* begin TASK INPUTS *

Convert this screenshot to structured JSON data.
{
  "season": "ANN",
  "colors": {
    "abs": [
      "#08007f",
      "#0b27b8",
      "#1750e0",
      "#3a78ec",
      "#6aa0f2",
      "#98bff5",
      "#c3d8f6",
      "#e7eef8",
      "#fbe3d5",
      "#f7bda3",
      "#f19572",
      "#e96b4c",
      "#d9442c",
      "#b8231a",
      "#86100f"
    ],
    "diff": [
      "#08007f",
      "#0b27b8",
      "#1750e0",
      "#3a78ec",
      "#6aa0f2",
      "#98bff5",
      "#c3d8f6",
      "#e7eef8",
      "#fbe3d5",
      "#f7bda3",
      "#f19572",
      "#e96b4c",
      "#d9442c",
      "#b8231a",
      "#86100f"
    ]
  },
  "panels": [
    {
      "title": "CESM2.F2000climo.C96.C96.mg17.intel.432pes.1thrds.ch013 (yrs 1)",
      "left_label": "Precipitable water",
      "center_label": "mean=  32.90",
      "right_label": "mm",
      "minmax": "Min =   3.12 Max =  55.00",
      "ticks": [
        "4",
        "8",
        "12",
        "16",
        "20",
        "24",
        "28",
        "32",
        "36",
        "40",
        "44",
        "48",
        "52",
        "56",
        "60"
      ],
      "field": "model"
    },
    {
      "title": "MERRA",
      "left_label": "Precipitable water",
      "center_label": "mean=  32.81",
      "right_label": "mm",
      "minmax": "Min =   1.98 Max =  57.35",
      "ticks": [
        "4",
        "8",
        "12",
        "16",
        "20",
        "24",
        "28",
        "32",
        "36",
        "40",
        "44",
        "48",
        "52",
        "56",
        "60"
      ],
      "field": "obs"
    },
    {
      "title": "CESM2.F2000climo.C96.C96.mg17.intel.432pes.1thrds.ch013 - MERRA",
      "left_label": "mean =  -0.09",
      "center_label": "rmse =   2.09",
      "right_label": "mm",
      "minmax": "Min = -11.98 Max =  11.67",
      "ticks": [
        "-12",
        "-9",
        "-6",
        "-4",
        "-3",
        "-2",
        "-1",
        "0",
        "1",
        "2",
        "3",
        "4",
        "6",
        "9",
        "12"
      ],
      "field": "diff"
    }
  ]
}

* end TASK INPUTS *

» STATED GOAL:
Take the listing above and set it down exactly.

» RESPONSE BELOW:
Convert this screenshot to structured JSON data.
{
  "season": "ANN",
  "colors": {
    "abs": [
      "#08007f",
      "#0b27b8",
      "#1750e0",
      "#3a78ec",
      "#6aa0f2",
      "#98bff5",
      "#c3d8f6",
      "#e7eef8",
      "#fbe3d5",
      "#f7bda3",
      "#f19572",
      "#e96b4c",
      "#d9442c",
      "#b8231a",
      "#86100f"
    ],
    "diff": [
      "#08007f",
      "#0b27b8",
      "#1750e0",
      "#3a78ec",
      "#6aa0f2",
      "#98bff5",
      "#c3d8f6",
      "#e7eef8",
      "#fbe3d5",
      "#f7bda3",
      "#f19572",
      "#e96b4c",
      "#d9442c",
      "#b8231a",
      "#86100f"
    ]
  },
  "panels": [
    {
      "title": "CESM2.F2000climo.C96.C96.mg17.intel.432pes.1thrds.ch013 (yrs 1)",
      "left_label": "Precipitable water",
      "center_label": "mean=  32.90",
      "right_label": "mm",
      "minmax": "Min =   3.12 Max =  55.00",
      "ticks": [
        "4",
        "8",
        "12",
        "16",
        "20",
        "24",
        "28",
        "32",
        "36",
        "40",
        "44",
        "48",
        "52",
        "56",
        "60"
      ],
      "field": "model"
    },
    {
      "title": "MERRA",
      "left_label": "Precipitable water",
      "center_label": "mean=  32.81",
      "right_label": "mm",
      "minmax": "Min =   1.98 Max =  57.35",
      "ticks": [
        "4",
        "8",
        "12",
        "16",
        "20",
        "24",
        "28",
        "32",
        "36",
        "40",
        "44",
        "48",
        "52",
        "56",
        "60"
      ],
      "field": "obs"
    },
    {
      "title": "CESM2.F2000climo.C96.C96.mg17.intel.432pes.1thrds.ch013 - MERRA",
      "left_label": "mean =  -0.09",
      "center_label": "rmse =   2.09",
      "right_label": "mm",
      "minmax": "Min = -11.98 Max =  11.67",
      "ticks": [
        "-12",
        "-9",
        "-6",
        "-4",
        "-3",
        "-2",
        "-1",
        "0",
        "1",
        "2",
        "3",
        "4",
        "6",
        "9",
        "12"
      ],
      "field": "diff"
    }
  ]
}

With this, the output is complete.